--- Start of Exercise data ---

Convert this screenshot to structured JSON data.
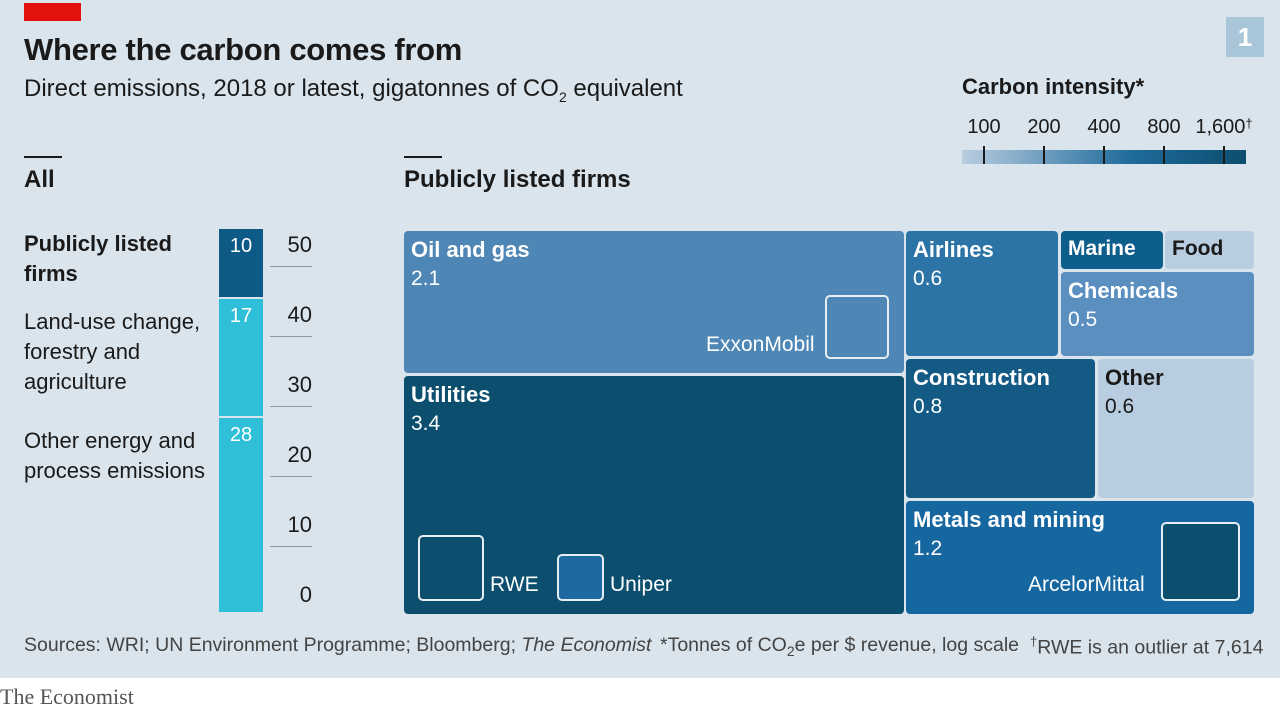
{
  "header": {
    "title": "Where the carbon comes from",
    "subtitle_pre": "Direct emissions, 2018 or latest, gigatonnes of CO",
    "subtitle_sub": "2",
    "subtitle_post": " equivalent",
    "chart_number": "1"
  },
  "legend": {
    "title": "Carbon intensity*",
    "ticks": [
      "100",
      "200",
      "400",
      "800",
      "1,600"
    ],
    "last_tick_mark": "†",
    "colors": {
      "low": "#b9cde0",
      "high": "#0c4e6e"
    }
  },
  "all_panel": {
    "title": "All",
    "labels": [
      "Publicly listed firms",
      "Land-use change, forestry and agriculture",
      "Other energy and process emissions"
    ],
    "segments": [
      {
        "label": "Publicly listed firms",
        "value": 10,
        "color": "#0e5a87"
      },
      {
        "label": "Land-use change, forestry and agriculture",
        "value": 17,
        "color": "#2fbfd8"
      },
      {
        "label": "Other energy and process emissions",
        "value": 28,
        "color": "#2fbfd8"
      }
    ],
    "axis_ticks": [
      "50",
      "40",
      "30",
      "20",
      "10",
      "0"
    ]
  },
  "treemap_panel": {
    "title": "Publicly listed firms",
    "tiles": [
      {
        "name": "Oil and gas",
        "value": "2.1",
        "color": "#4e87b6"
      },
      {
        "name": "Utilities",
        "value": "3.4",
        "color": "#0c4e6e"
      },
      {
        "name": "Airlines",
        "value": "0.6",
        "color": "#2c73a6"
      },
      {
        "name": "Marine",
        "value": "",
        "color": "#0e5e8c"
      },
      {
        "name": "Food",
        "value": "",
        "color": "#b9cde0"
      },
      {
        "name": "Chemicals",
        "value": "0.5",
        "color": "#5a8fbf"
      },
      {
        "name": "Construction",
        "value": "0.8",
        "color": "#135a85"
      },
      {
        "name": "Other",
        "value": "0.6",
        "color": "#b9cde0"
      },
      {
        "name": "Metals and mining",
        "value": "1.2",
        "color": "#1667a0"
      }
    ],
    "firms": [
      {
        "name": "ExxonMobil",
        "color": "#4e87b6"
      },
      {
        "name": "RWE",
        "color": "#0c4e6e"
      },
      {
        "name": "Uniper",
        "color": "#1e6aa0"
      },
      {
        "name": "ArcelorMittal",
        "color": "#0c4e6e"
      }
    ]
  },
  "chart_data": [
    {
      "type": "bar",
      "title": "All",
      "categories": [
        "Publicly listed firms",
        "Land-use change, forestry and agriculture",
        "Other energy and process emissions"
      ],
      "values": [
        10,
        17,
        28
      ],
      "stacked": true,
      "ylim": [
        0,
        50
      ]
    },
    {
      "type": "treemap",
      "title": "Publicly listed firms",
      "categories": [
        "Oil and gas",
        "Utilities",
        "Airlines",
        "Marine",
        "Food",
        "Chemicals",
        "Construction",
        "Other",
        "Metals and mining"
      ],
      "values": [
        2.1,
        3.4,
        0.6,
        null,
        null,
        0.5,
        0.8,
        0.6,
        1.2
      ]
    }
  ],
  "footer": {
    "sources_pre": "Sources: WRI; UN Environment Programme; Bloomberg; ",
    "sources_italic": "The Economist",
    "footnote1_pre": "*Tonnes of CO",
    "footnote1_sub": "2",
    "footnote1_post": "e per $ revenue, log scale",
    "footnote2_mark": "†",
    "footnote2_text": "RWE is an outlier at 7,614",
    "brand": "The Economist"
  }
}
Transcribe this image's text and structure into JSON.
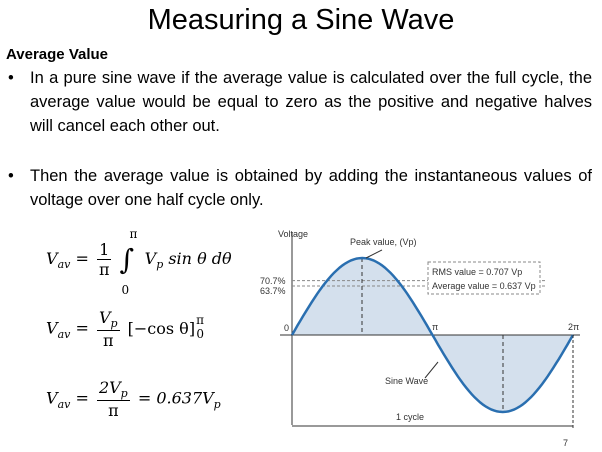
{
  "title": "Measuring a Sine Wave",
  "section": "Average Value",
  "bullets": [
    "In a pure sine wave if the average value is calculated over the full cycle, the average value would be equal to zero as the positive and negative halves will cancel each other out.",
    "Then the average value is obtained by adding the instantaneous values of voltage over one half cycle only."
  ],
  "equations": [
    {
      "lhs": "V",
      "lhs_sub": "av",
      "eq": "=",
      "num": "1",
      "den": "π",
      "integral": "∫",
      "upper": "π",
      "lower": "0",
      "body": "V",
      "body_sub": "p",
      "rest": "sin θ  dθ"
    },
    {
      "lhs": "V",
      "lhs_sub": "av",
      "eq": "=",
      "num": "V",
      "num_sub": "p",
      "den": "π",
      "bracket": "[−cos θ]",
      "upper": "π",
      "lower": "0"
    },
    {
      "lhs": "V",
      "lhs_sub": "av",
      "eq": "=",
      "num": "2V",
      "num_sub": "p",
      "den": "π",
      "eq2": "=",
      "result": "0.637V",
      "result_sub": "p"
    }
  ],
  "diagram": {
    "y_label": "Voltage",
    "peak": "Peak value, (Vp)",
    "rms_pct": "70.7%",
    "avg_pct": "63.7%",
    "rms": "RMS value = 0.707 Vp",
    "avg": "Average value = 0.637 Vp",
    "zero": "0",
    "pi": "π",
    "two_pi": "2π",
    "wave": "Sine Wave",
    "cycle": "1 cycle"
  },
  "page_number": "7"
}
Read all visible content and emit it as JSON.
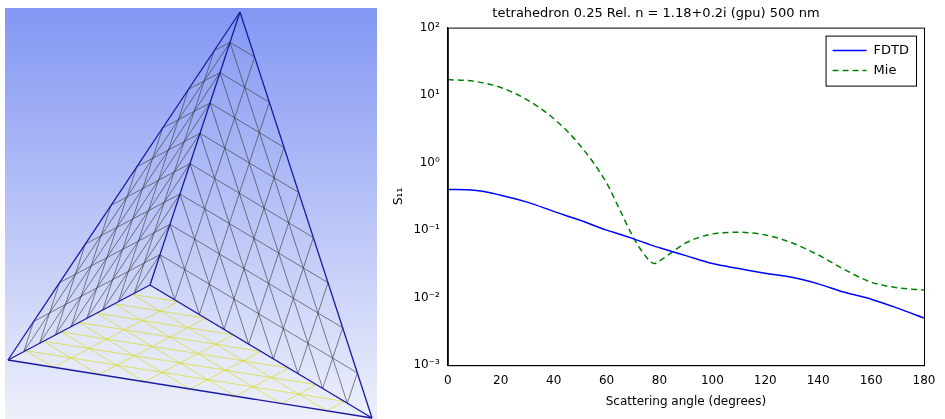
{
  "chart_data": {
    "type": "line",
    "title": "tetrahedron 0.25 Rel. n = 1.18+0.2i (gpu) 500 nm",
    "xlabel": "Scattering angle (degrees)",
    "ylabel": "S₁₁",
    "x": [
      0,
      10,
      20,
      30,
      40,
      50,
      60,
      65,
      70,
      75,
      78,
      80,
      85,
      90,
      100,
      110,
      120,
      130,
      140,
      150,
      160,
      170,
      180
    ],
    "series": [
      {
        "name": "FDTD",
        "color": "#0000ff",
        "line_style": "solid",
        "values": [
          0.4,
          0.39,
          0.33,
          0.26,
          0.19,
          0.14,
          0.1,
          0.087,
          0.075,
          0.064,
          0.058,
          0.055,
          0.048,
          0.042,
          0.032,
          0.027,
          0.023,
          0.02,
          0.016,
          0.012,
          0.0095,
          0.007,
          0.005
        ]
      },
      {
        "name": "Mie",
        "color": "#008000",
        "line_style": "dashed",
        "values": [
          17,
          16,
          13,
          8.5,
          4.5,
          1.8,
          0.5,
          0.2,
          0.08,
          0.04,
          0.032,
          0.035,
          0.048,
          0.065,
          0.088,
          0.093,
          0.085,
          0.065,
          0.043,
          0.026,
          0.017,
          0.014,
          0.013
        ]
      }
    ],
    "xlim": [
      0,
      180
    ],
    "xticks": [
      0,
      20,
      40,
      60,
      80,
      100,
      120,
      140,
      160,
      180
    ],
    "ylim": [
      0.001,
      100
    ],
    "yticks": [
      {
        "value": 0.001,
        "label": "10⁻³"
      },
      {
        "value": 0.01,
        "label": "10⁻²"
      },
      {
        "value": 0.1,
        "label": "10⁻¹"
      },
      {
        "value": 1,
        "label": "10⁰"
      },
      {
        "value": 10,
        "label": "10¹"
      },
      {
        "value": 100,
        "label": "10²"
      }
    ],
    "log": "y",
    "grid": false,
    "legend": "upper right"
  }
}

--- End of Exercise data ---

- Problem description
Your task is an exact transcription of all the data, minus the pictures.

- The completed task
Convert this screenshot to structured JSON data.
{
  "header": {
    "title": "Where the carbon comes from",
    "subtitle_pre": "Direct emissions, 2018 or latest, gigatonnes of CO",
    "subtitle_sub": "2",
    "subtitle_post": " equivalent",
    "chart_number": "1"
  },
  "legend": {
    "title": "Carbon intensity*",
    "ticks": [
      "100",
      "200",
      "400",
      "800",
      "1,600"
    ],
    "last_tick_mark": "†",
    "colors": {
      "low": "#b9cde0",
      "high": "#0c4e6e"
    }
  },
  "all_panel": {
    "title": "All",
    "labels": [
      "Publicly listed firms",
      "Land-use change, forestry and agriculture",
      "Other energy and process emissions"
    ],
    "segments": [
      {
        "label": "Publicly listed firms",
        "value": 10,
        "color": "#0e5a87"
      },
      {
        "label": "Land-use change, forestry and agriculture",
        "value": 17,
        "color": "#2fbfd8"
      },
      {
        "label": "Other energy and process emissions",
        "value": 28,
        "color": "#2fbfd8"
      }
    ],
    "axis_ticks": [
      "50",
      "40",
      "30",
      "20",
      "10",
      "0"
    ]
  },
  "treemap_panel": {
    "title": "Publicly listed firms",
    "tiles": [
      {
        "name": "Oil and gas",
        "value": "2.1",
        "color": "#4e87b6"
      },
      {
        "name": "Utilities",
        "value": "3.4",
        "color": "#0c4e6e"
      },
      {
        "name": "Airlines",
        "value": "0.6",
        "color": "#2c73a6"
      },
      {
        "name": "Marine",
        "value": "",
        "color": "#0e5e8c"
      },
      {
        "name": "Food",
        "value": "",
        "color": "#b9cde0"
      },
      {
        "name": "Chemicals",
        "value": "0.5",
        "color": "#5a8fbf"
      },
      {
        "name": "Construction",
        "value": "0.8",
        "color": "#135a85"
      },
      {
        "name": "Other",
        "value": "0.6",
        "color": "#b9cde0"
      },
      {
        "name": "Metals and mining",
        "value": "1.2",
        "color": "#1667a0"
      }
    ],
    "firms": [
      {
        "name": "ExxonMobil",
        "color": "#4e87b6"
      },
      {
        "name": "RWE",
        "color": "#0c4e6e"
      },
      {
        "name": "Uniper",
        "color": "#1e6aa0"
      },
      {
        "name": "ArcelorMittal",
        "color": "#0c4e6e"
      }
    ]
  },
  "chart_data": [
    {
      "type": "bar",
      "title": "All",
      "categories": [
        "Publicly listed firms",
        "Land-use change, forestry and agriculture",
        "Other energy and process emissions"
      ],
      "values": [
        10,
        17,
        28
      ],
      "stacked": true,
      "ylim": [
        0,
        50
      ]
    },
    {
      "type": "treemap",
      "title": "Publicly listed firms",
      "categories": [
        "Oil and gas",
        "Utilities",
        "Airlines",
        "Marine",
        "Food",
        "Chemicals",
        "Construction",
        "Other",
        "Metals and mining"
      ],
      "values": [
        2.1,
        3.4,
        0.6,
        null,
        null,
        0.5,
        0.8,
        0.6,
        1.2
      ]
    }
  ],
  "footer": {
    "sources_pre": "Sources: WRI; UN Environment Programme; Bloomberg; ",
    "sources_italic": "The Economist",
    "footnote1_pre": "*Tonnes of CO",
    "footnote1_sub": "2",
    "footnote1_post": "e per $ revenue, log scale",
    "footnote2_mark": "†",
    "footnote2_text": "RWE is an outlier at 7,614",
    "brand": "The Economist"
  }
}
Transcribe this image's text and structure into JSON.
{
  "title": "Measuring a Sine Wave",
  "section": "Average Value",
  "bullets": [
    "In a pure sine wave if the average value is calculated over the full cycle, the average value would be equal to zero as the positive and negative halves will cancel each other out.",
    "Then the average value is obtained by adding the instantaneous values of voltage over one half cycle only."
  ],
  "equations": [
    {
      "lhs": "V",
      "lhs_sub": "av",
      "eq": "=",
      "num": "1",
      "den": "π",
      "integral": "∫",
      "upper": "π",
      "lower": "0",
      "body": "V",
      "body_sub": "p",
      "rest": "sin θ  dθ"
    },
    {
      "lhs": "V",
      "lhs_sub": "av",
      "eq": "=",
      "num": "V",
      "num_sub": "p",
      "den": "π",
      "bracket": "[−cos θ]",
      "upper": "π",
      "lower": "0"
    },
    {
      "lhs": "V",
      "lhs_sub": "av",
      "eq": "=",
      "num": "2V",
      "num_sub": "p",
      "den": "π",
      "eq2": "=",
      "result": "0.637V",
      "result_sub": "p"
    }
  ],
  "diagram": {
    "y_label": "Voltage",
    "peak": "Peak value, (Vp)",
    "rms_pct": "70.7%",
    "avg_pct": "63.7%",
    "rms": "RMS value = 0.707 Vp",
    "avg": "Average value = 0.637 Vp",
    "zero": "0",
    "pi": "π",
    "two_pi": "2π",
    "wave": "Sine Wave",
    "cycle": "1 cycle"
  },
  "page_number": "7"
}
Read all visible content and emit it as JSON.
{
  "chart_data": {
    "type": "line",
    "title": "tetrahedron 0.25 Rel. n = 1.18+0.2i (gpu) 500 nm",
    "xlabel": "Scattering angle (degrees)",
    "ylabel": "S₁₁",
    "x": [
      0,
      10,
      20,
      30,
      40,
      50,
      60,
      65,
      70,
      75,
      78,
      80,
      85,
      90,
      100,
      110,
      120,
      130,
      140,
      150,
      160,
      170,
      180
    ],
    "series": [
      {
        "name": "FDTD",
        "color": "#0000ff",
        "line_style": "solid",
        "values": [
          0.4,
          0.39,
          0.33,
          0.26,
          0.19,
          0.14,
          0.1,
          0.087,
          0.075,
          0.064,
          0.058,
          0.055,
          0.048,
          0.042,
          0.032,
          0.027,
          0.023,
          0.02,
          0.016,
          0.012,
          0.0095,
          0.007,
          0.005
        ]
      },
      {
        "name": "Mie",
        "color": "#008000",
        "line_style": "dashed",
        "values": [
          17,
          16,
          13,
          8.5,
          4.5,
          1.8,
          0.5,
          0.2,
          0.08,
          0.04,
          0.032,
          0.035,
          0.048,
          0.065,
          0.088,
          0.093,
          0.085,
          0.065,
          0.043,
          0.026,
          0.017,
          0.014,
          0.013
        ]
      }
    ],
    "xlim": [
      0,
      180
    ],
    "xticks": [
      0,
      20,
      40,
      60,
      80,
      100,
      120,
      140,
      160,
      180
    ],
    "ylim": [
      0.001,
      100
    ],
    "yticks": [
      {
        "value": 0.001,
        "label": "10⁻³"
      },
      {
        "value": 0.01,
        "label": "10⁻²"
      },
      {
        "value": 0.1,
        "label": "10⁻¹"
      },
      {
        "value": 1,
        "label": "10⁰"
      },
      {
        "value": 10,
        "label": "10¹"
      },
      {
        "value": 100,
        "label": "10²"
      }
    ],
    "log": "y",
    "grid": false,
    "legend": "upper right"
  }
}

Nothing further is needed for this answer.